[Stored items]
>> begin

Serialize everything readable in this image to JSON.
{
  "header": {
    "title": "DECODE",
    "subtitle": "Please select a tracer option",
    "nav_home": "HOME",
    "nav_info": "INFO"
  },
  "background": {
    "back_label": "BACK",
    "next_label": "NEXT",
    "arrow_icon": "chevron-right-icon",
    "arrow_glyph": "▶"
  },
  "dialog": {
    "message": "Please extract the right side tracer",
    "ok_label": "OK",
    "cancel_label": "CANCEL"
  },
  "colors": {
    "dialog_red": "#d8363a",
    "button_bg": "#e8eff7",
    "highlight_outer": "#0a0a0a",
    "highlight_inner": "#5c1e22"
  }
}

>> end

Pull out each line of the listing that holds the string "Please".

> **Output**:
    "subtitle": "Please select a tracer option",
    "message": "Please extract the right side tracer",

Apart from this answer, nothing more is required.